What you are asked to do => Put the lines between the one holding "Detect and localize" and the one holding "bar-a-1.4 [443,43,470,407]", inclusive, into a JSON list of strings with one string per line, skipping blank lines. Leave the pictures out.

Records provided =>
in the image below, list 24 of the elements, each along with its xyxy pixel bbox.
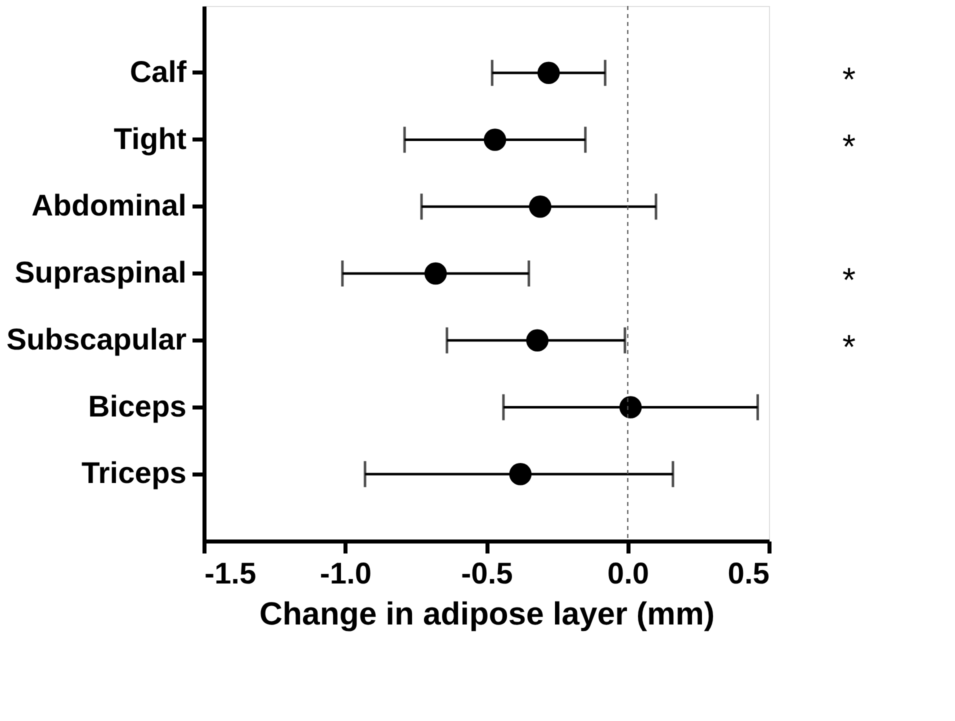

* * *

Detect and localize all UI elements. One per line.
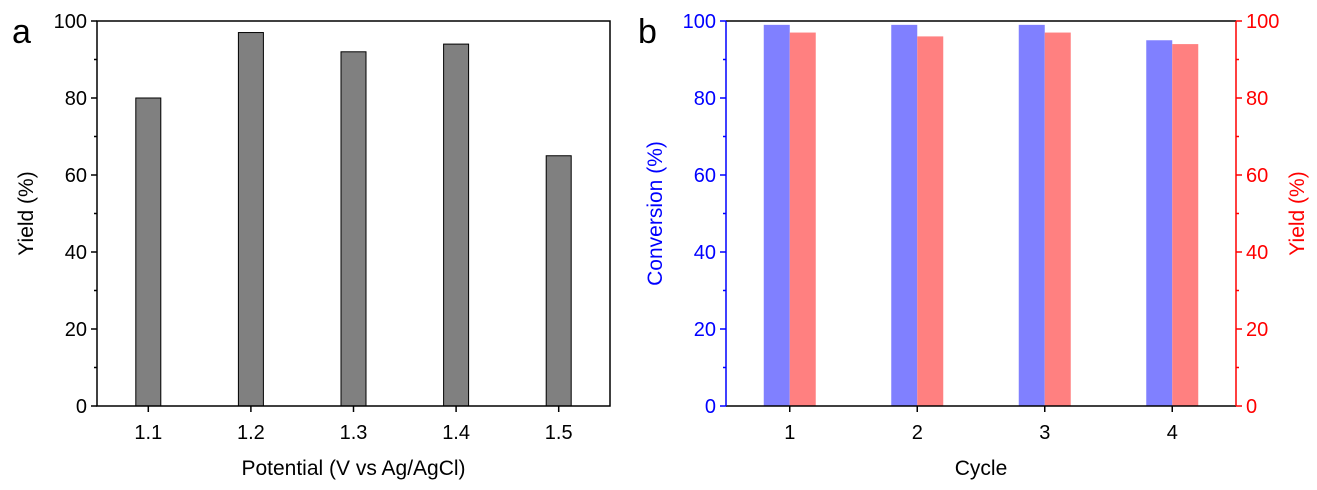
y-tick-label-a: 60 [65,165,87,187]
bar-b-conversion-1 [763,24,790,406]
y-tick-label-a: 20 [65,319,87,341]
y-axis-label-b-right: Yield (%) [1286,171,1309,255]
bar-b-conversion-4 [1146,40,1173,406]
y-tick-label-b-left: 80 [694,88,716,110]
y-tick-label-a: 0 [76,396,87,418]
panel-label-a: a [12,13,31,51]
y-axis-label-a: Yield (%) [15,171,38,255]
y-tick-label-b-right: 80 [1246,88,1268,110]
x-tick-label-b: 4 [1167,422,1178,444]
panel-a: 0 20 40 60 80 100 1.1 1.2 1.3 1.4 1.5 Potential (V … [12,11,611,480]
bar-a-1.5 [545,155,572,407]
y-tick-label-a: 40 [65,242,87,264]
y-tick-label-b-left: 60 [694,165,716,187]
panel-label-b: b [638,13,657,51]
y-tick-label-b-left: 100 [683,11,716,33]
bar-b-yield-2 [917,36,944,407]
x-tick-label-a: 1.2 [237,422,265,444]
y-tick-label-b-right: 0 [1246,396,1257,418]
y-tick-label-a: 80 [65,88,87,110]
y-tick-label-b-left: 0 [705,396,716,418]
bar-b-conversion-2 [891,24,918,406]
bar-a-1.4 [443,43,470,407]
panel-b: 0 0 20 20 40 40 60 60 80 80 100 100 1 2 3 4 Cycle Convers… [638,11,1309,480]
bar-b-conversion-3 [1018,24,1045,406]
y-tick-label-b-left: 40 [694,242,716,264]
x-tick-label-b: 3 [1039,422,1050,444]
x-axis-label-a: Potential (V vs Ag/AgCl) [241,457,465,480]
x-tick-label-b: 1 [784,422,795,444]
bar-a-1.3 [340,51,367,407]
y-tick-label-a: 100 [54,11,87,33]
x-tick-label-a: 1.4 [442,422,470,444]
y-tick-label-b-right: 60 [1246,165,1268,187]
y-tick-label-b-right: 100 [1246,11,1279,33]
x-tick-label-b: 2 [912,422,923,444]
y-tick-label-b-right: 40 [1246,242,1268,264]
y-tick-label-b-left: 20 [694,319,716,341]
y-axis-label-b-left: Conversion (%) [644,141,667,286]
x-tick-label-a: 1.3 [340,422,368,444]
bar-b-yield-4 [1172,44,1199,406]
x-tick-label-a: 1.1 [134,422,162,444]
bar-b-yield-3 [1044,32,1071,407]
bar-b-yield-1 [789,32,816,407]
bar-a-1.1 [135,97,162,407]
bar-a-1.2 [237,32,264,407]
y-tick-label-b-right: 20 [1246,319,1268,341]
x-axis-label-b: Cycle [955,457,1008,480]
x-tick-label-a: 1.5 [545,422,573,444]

The output =>
[
  "Detect and localize all UI elements. One per line.",
  "y-tick-label-a: 60 [65,165,87,187]",
  "bar-b-conversion-1 [763,24,790,406]",
  "y-tick-label-a: 20 [65,319,87,341]",
  "y-axis-label-b-right: Yield (%) [1286,171,1309,255]",
  "bar-b-conversion-4 [1146,40,1173,406]",
  "y-tick-label-b-left: 80 [694,88,716,110]",
  "y-tick-label-a: 0 [76,396,87,418]",
  "panel-label-a: a [12,13,31,51]",
  "y-axis-label-a: Yield (%) [15,171,38,255]",
  "y-tick-label-b-right: 80 [1246,88,1268,110]",
  "x-tick-label-b: 4 [1167,422,1178,444]",
  "panel-a: 0 20 40 60 80 100 1.1 1.2 1.3 1.4 1.5 Potential (V … [12,11,611,480]",
  "bar-a-1.5 [545,155,572,407]",
  "y-tick-label-a: 40 [65,242,87,264]",
  "y-tick-label-b-left: 60 [694,165,716,187]",
  "panel-label-b: b [638,13,657,51]",
  "y-tick-label-b-left: 100 [683,11,716,33]",
  "bar-b-yield-2 [917,36,944,407]",
  "x-tick-label-a: 1.2 [237,422,265,444]",
  "y-tick-label-b-right: 0 [1246,396,1257,418]",
  "y-tick-label-a: 80 [65,88,87,110]",
  "y-tick-label-b-left: 0 [705,396,716,418]",
  "bar-b-conversion-2 [891,24,918,406]",
  "bar-a-1.4 [443,43,470,407]"
]